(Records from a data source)
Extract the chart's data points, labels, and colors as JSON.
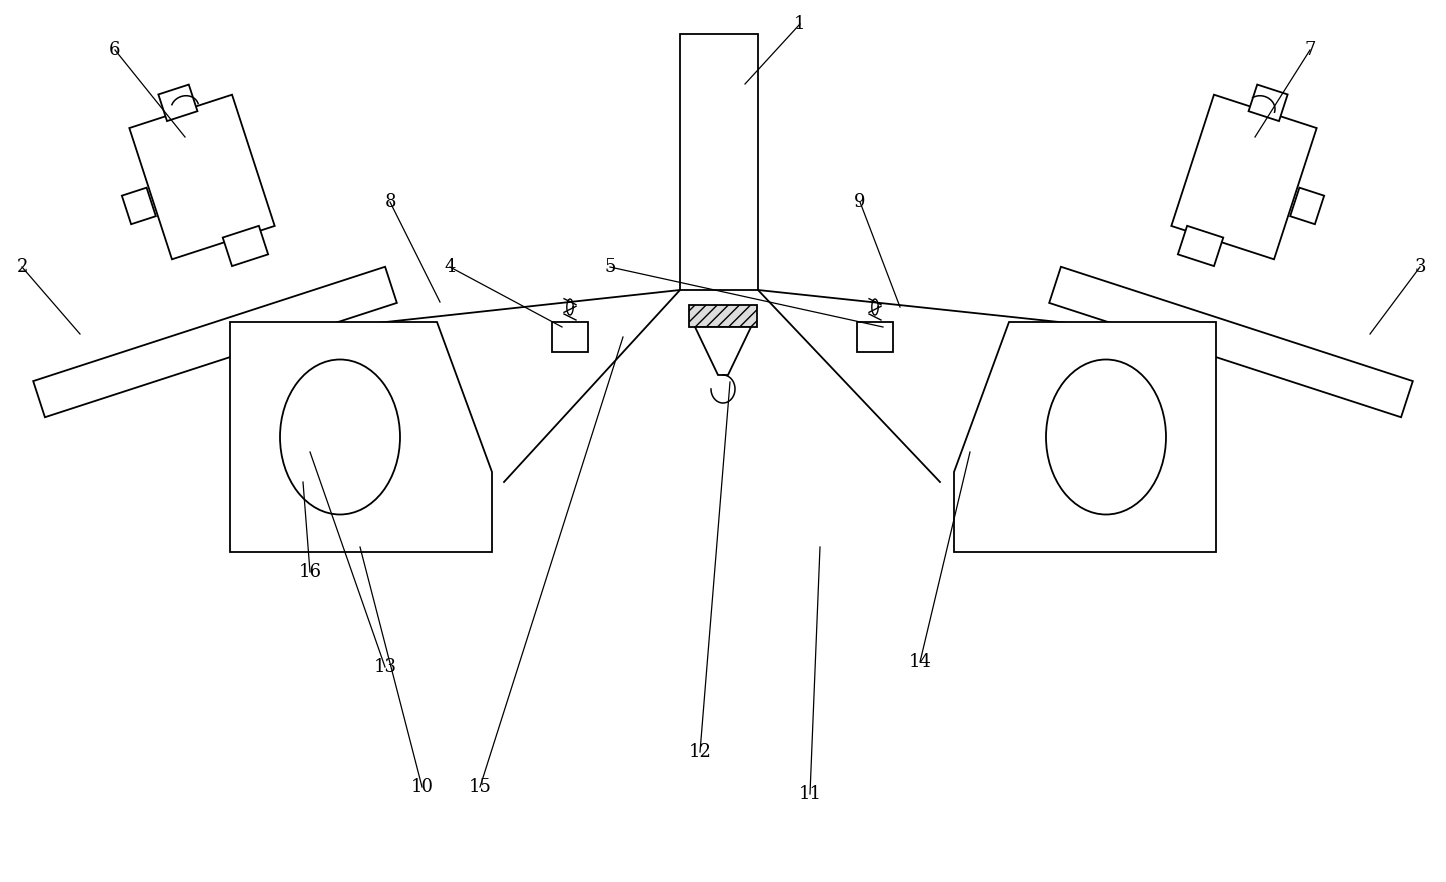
{
  "background_color": "#ffffff",
  "line_color": "#000000",
  "label_fontsize": 13,
  "fig_width": 14.46,
  "fig_height": 8.82
}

* **Written task**
Copy the records above exactly, leaving out every picture.

* **Solved problem**
Extract the chart's data points, labels, and colors as JSON.
{
  "background_color": "#ffffff",
  "line_color": "#000000",
  "label_fontsize": 13,
  "fig_width": 14.46,
  "fig_height": 8.82
}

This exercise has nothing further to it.